[SUPPLIED MATERIAL]:
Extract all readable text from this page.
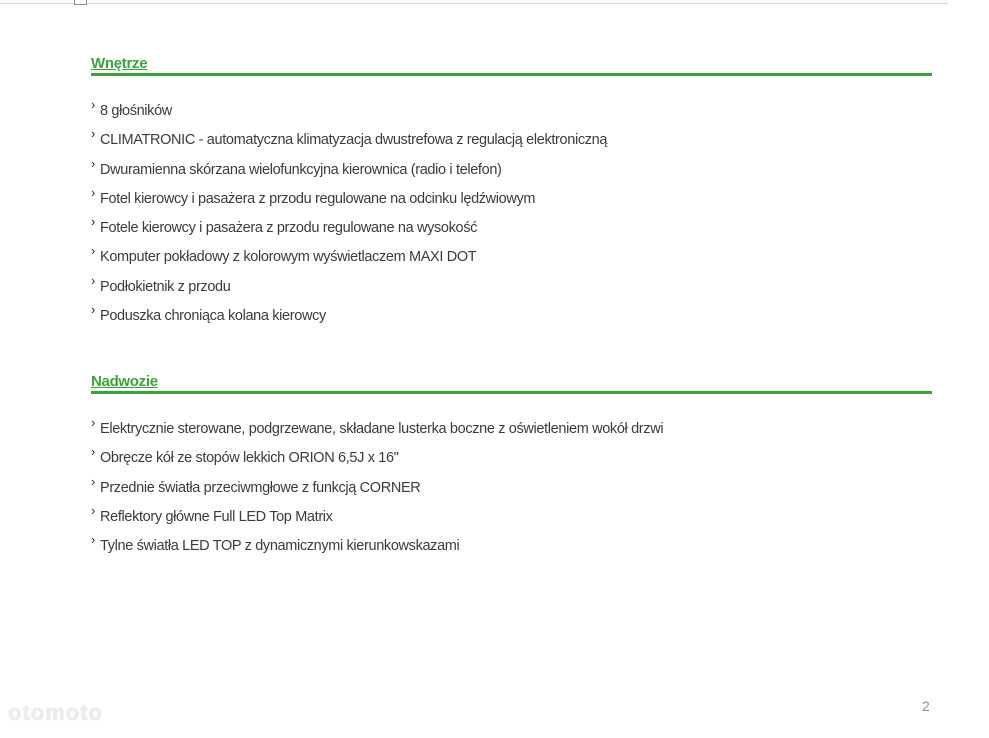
Wnętrze
› 8 głośników
› CLIMATRONIC - automatyczna klimatyzacja dwustrefowa z regulacją elektroniczną
› Dwuramienna skórzana wielofunkcyjna kierownica (radio i telefon)
› Fotel kierowcy i pasażera z przodu regulowane na odcinku lędźwiowym
› Fotele kierowcy i pasażera z przodu regulowane na wysokość
› Komputer pokładowy z kolorowym wyświetlaczem MAXI DOT
› Podłokietnik z przodu
› Poduszka chroniąca kolana kierowcy
Nadwozie
› Elektrycznie sterowane, podgrzewane, składane lusterka boczne z oświetleniem wokół drzwi
› Obręcze kół ze stopów lekkich ORION 6,5J x 16"
› Przednie światła przeciwmgłowe z funkcją CORNER
› Reflektory główne Full LED Top Matrix
› Tylne światła LED TOP z dynamicznymi kierunkowskazami
2
otomoto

[TASK TO CARRY OUT]: Search the data for "kierowcy". Copy every line that has it.

[COMPLETE RESPONSE]:
› Fotel kierowcy i pasażera z przodu regulowane na odcinku lędźwiowym
› Fotele kierowcy i pasażera z przodu regulowane na wysokość
› Poduszka chroniąca kolana kierowcy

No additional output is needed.